- [TASK REQUIREMENTS]
Provide an exact copy of the data, excluding the images.

Saved data entries

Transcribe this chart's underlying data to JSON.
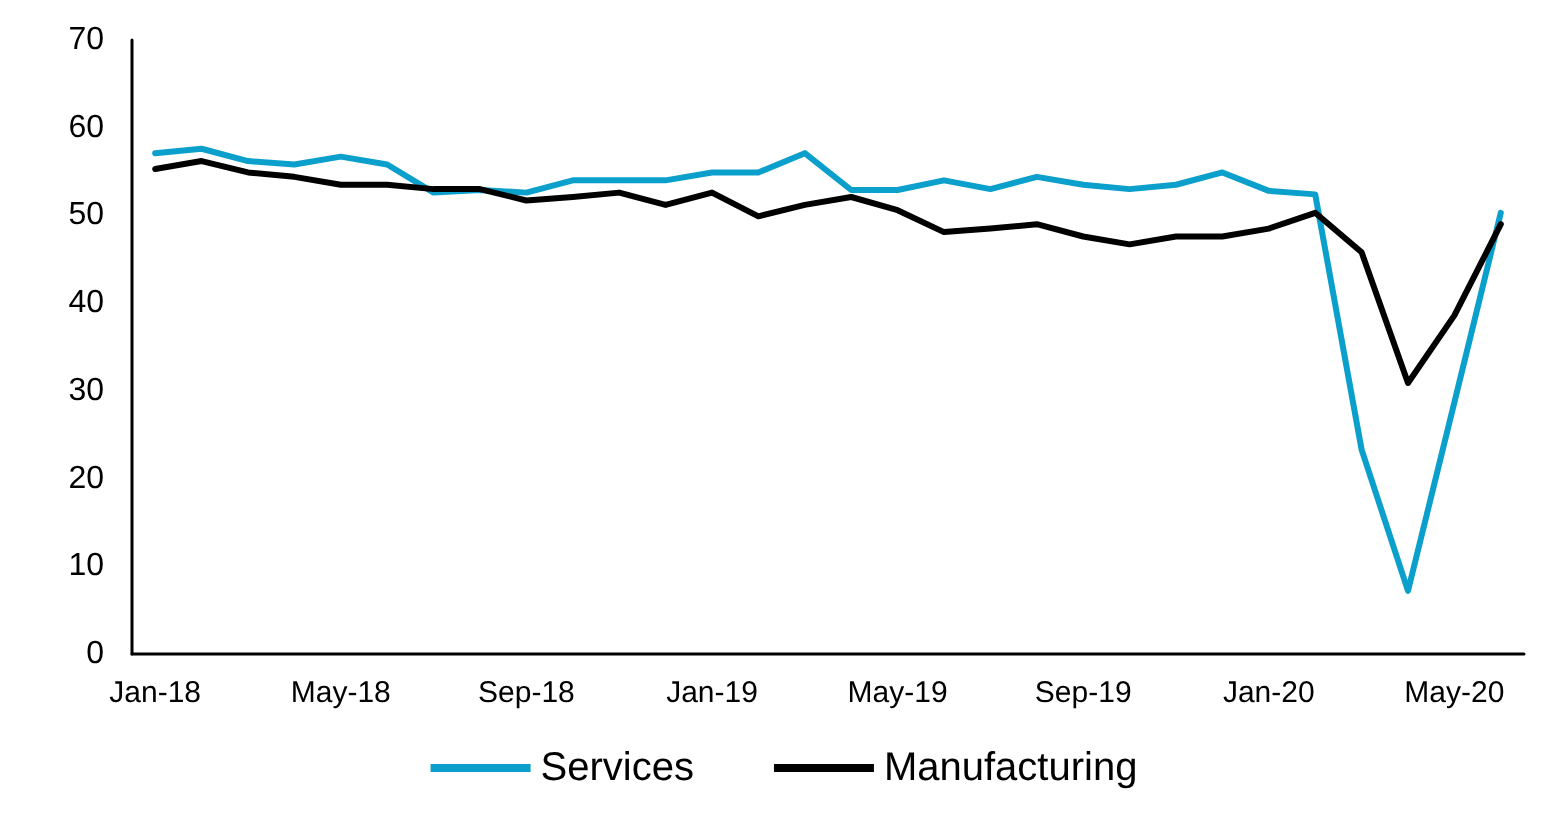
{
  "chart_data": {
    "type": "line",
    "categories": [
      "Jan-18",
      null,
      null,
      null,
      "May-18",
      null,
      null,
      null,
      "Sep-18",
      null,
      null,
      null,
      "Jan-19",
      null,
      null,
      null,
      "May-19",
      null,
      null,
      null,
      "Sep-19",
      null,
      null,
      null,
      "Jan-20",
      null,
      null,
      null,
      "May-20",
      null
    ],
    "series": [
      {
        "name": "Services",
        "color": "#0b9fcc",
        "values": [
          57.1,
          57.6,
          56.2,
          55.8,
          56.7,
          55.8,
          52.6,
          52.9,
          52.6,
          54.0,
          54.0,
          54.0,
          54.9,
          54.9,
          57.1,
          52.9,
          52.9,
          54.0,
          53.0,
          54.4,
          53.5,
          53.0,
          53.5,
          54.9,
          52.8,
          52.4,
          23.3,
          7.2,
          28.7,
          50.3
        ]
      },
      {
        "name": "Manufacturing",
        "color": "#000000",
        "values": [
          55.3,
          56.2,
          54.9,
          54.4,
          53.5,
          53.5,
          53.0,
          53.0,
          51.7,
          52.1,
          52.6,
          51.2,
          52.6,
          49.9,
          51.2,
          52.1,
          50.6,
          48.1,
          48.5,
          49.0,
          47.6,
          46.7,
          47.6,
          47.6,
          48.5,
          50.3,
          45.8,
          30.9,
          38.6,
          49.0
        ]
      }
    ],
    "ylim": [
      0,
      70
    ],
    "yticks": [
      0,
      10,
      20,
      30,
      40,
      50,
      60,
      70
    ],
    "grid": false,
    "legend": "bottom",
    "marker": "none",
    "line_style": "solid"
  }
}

- [SOLUTION]
Transcribe this chart's underlying data to JSON.
{
  "chart_data": {
    "type": "line",
    "categories": [
      "Jan-18",
      null,
      null,
      null,
      "May-18",
      null,
      null,
      null,
      "Sep-18",
      null,
      null,
      null,
      "Jan-19",
      null,
      null,
      null,
      "May-19",
      null,
      null,
      null,
      "Sep-19",
      null,
      null,
      null,
      "Jan-20",
      null,
      null,
      null,
      "May-20",
      null
    ],
    "series": [
      {
        "name": "Services",
        "color": "#0b9fcc",
        "values": [
          57.1,
          57.6,
          56.2,
          55.8,
          56.7,
          55.8,
          52.6,
          52.9,
          52.6,
          54.0,
          54.0,
          54.0,
          54.9,
          54.9,
          57.1,
          52.9,
          52.9,
          54.0,
          53.0,
          54.4,
          53.5,
          53.0,
          53.5,
          54.9,
          52.8,
          52.4,
          23.3,
          7.2,
          28.7,
          50.3
        ]
      },
      {
        "name": "Manufacturing",
        "color": "#000000",
        "values": [
          55.3,
          56.2,
          54.9,
          54.4,
          53.5,
          53.5,
          53.0,
          53.0,
          51.7,
          52.1,
          52.6,
          51.2,
          52.6,
          49.9,
          51.2,
          52.1,
          50.6,
          48.1,
          48.5,
          49.0,
          47.6,
          46.7,
          47.6,
          47.6,
          48.5,
          50.3,
          45.8,
          30.9,
          38.6,
          49.0
        ]
      }
    ],
    "ylim": [
      0,
      70
    ],
    "yticks": [
      0,
      10,
      20,
      30,
      40,
      50,
      60,
      70
    ],
    "grid": false,
    "legend": "bottom",
    "marker": "none",
    "line_style": "solid"
  }
}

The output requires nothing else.